▸ EXCERPT PROVIDED
Antivirus software for Linux

Linux Malware Detect, abbreviated as LMD or maldet, is a software package that looks for malware on Linux systems and reports on it.

==Details==
To protect Linux systems against vulnerabilities, various software packages are available, such as rootkit detectors such as Rootkit Hunter and chkrootkit, and auditing systems like lynis. Malware detection software such as LMD and ClamAV improve the security of systems by scanning them based on the signatures of thousands of instances of known malware.

For malware signatures, LMD uses various sources such as the signatures database of ClamAV and the Malware Hash Registry of Team Cymru. Besides such third party signature databases, it also maintains its own database of signatures.

If a ClamAV scanner engine is already available on a system, LMD will use this for its scanner engine. This will normally give better performance than its built-in scanner engine.

LMD can quarantine malware, and it can clean software that contains malicious code.

The executable command of LMD is maldet. Typical command invocations are maldet -d, to check for later versions; maldet -u, to check for malware signature updates; and maldet -a, to scan the file system of the server on which LMD resides. Checking for malware signature updates is typically done in an automated manner. Besides periodic scans, real-time monitoring is also supported with the --monitor command-line argument. LMD can monitor users, paths and files in such a way.

Linux Malware Detect is one of the objectives for the LPI 303 certification.

▸ MATERIAL SHOWN
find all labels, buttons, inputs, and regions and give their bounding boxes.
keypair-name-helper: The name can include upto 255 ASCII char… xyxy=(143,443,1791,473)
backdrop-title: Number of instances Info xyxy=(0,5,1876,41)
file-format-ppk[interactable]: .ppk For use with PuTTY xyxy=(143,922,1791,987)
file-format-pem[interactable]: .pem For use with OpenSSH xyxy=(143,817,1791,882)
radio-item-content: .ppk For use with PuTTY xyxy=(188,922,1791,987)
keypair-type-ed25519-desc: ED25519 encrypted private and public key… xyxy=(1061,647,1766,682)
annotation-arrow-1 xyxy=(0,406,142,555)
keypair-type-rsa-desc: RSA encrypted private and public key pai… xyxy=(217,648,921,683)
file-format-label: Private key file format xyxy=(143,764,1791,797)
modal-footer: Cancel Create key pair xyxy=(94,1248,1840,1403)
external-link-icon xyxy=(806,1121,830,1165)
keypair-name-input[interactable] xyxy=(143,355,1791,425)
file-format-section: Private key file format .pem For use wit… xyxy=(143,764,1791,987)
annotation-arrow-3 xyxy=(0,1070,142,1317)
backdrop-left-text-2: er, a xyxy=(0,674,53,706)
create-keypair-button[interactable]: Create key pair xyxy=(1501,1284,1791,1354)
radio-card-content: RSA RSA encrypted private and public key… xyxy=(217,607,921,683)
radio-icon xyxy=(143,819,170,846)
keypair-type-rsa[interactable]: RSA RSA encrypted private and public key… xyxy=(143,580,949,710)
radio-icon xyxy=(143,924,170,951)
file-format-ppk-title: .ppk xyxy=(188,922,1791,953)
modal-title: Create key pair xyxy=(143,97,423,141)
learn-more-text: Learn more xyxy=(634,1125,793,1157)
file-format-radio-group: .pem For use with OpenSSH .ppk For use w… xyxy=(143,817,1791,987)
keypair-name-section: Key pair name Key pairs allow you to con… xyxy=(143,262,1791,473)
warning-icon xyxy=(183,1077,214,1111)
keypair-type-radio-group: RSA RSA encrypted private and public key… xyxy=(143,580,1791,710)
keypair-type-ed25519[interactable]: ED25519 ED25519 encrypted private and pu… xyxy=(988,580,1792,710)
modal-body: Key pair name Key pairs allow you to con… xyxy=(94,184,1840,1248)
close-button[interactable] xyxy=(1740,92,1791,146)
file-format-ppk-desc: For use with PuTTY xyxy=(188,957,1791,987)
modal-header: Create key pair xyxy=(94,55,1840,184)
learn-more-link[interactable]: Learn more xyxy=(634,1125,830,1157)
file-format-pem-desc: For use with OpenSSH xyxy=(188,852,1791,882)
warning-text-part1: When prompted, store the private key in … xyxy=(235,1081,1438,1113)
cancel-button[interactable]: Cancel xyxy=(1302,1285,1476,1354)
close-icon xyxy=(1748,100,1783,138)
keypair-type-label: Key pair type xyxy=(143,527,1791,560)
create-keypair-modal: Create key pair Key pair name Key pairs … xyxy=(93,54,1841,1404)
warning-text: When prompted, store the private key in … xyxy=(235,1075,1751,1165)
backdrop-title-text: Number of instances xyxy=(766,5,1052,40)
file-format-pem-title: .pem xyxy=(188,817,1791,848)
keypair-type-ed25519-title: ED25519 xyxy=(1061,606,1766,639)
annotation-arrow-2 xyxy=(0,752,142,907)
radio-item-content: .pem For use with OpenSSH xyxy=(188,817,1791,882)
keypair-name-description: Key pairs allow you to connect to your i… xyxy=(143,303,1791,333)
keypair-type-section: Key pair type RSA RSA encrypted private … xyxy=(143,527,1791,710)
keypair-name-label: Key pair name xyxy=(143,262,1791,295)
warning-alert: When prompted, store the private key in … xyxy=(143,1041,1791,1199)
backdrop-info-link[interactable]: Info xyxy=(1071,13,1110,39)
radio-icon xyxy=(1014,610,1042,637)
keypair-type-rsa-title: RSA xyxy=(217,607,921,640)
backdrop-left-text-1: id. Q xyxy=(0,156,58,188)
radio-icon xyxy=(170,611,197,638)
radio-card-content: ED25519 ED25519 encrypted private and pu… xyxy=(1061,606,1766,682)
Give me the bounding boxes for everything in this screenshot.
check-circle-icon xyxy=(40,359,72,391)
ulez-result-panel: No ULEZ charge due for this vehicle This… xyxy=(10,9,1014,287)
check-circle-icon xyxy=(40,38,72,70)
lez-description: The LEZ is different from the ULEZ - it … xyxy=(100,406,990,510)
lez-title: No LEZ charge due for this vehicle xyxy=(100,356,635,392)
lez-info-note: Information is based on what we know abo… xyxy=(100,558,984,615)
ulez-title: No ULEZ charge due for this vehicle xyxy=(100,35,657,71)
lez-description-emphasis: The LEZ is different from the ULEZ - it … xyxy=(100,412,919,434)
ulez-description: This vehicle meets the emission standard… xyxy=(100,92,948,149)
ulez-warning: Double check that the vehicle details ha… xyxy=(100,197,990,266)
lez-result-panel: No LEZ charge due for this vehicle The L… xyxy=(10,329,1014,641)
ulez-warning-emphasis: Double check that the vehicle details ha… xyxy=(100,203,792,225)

▸ EXERCISE GOAL
Rewrite the stretch of the text on Linux Malware Detect from "Linux Malware Detect, abbreviated" through "of known malware.", replacing "auditing systems" with "auditing tools". The records are separate from the text on Linux Malware Detect.

▸ TASK RESULT
Linux Malware Detect, abbreviated as LMD or maldet, is a software package that looks for malware on Linux systems and reports on it.

==Details==
To protect Linux systems against vulnerabilities, various software packages are available, such as rootkit detectors such as Rootkit Hunter and chkrootkit, and auditing tools like lynis. Malware detection software such as LMD and ClamAV improve the security of systems by scanning them based on the signatures of thousands of instances of known malware.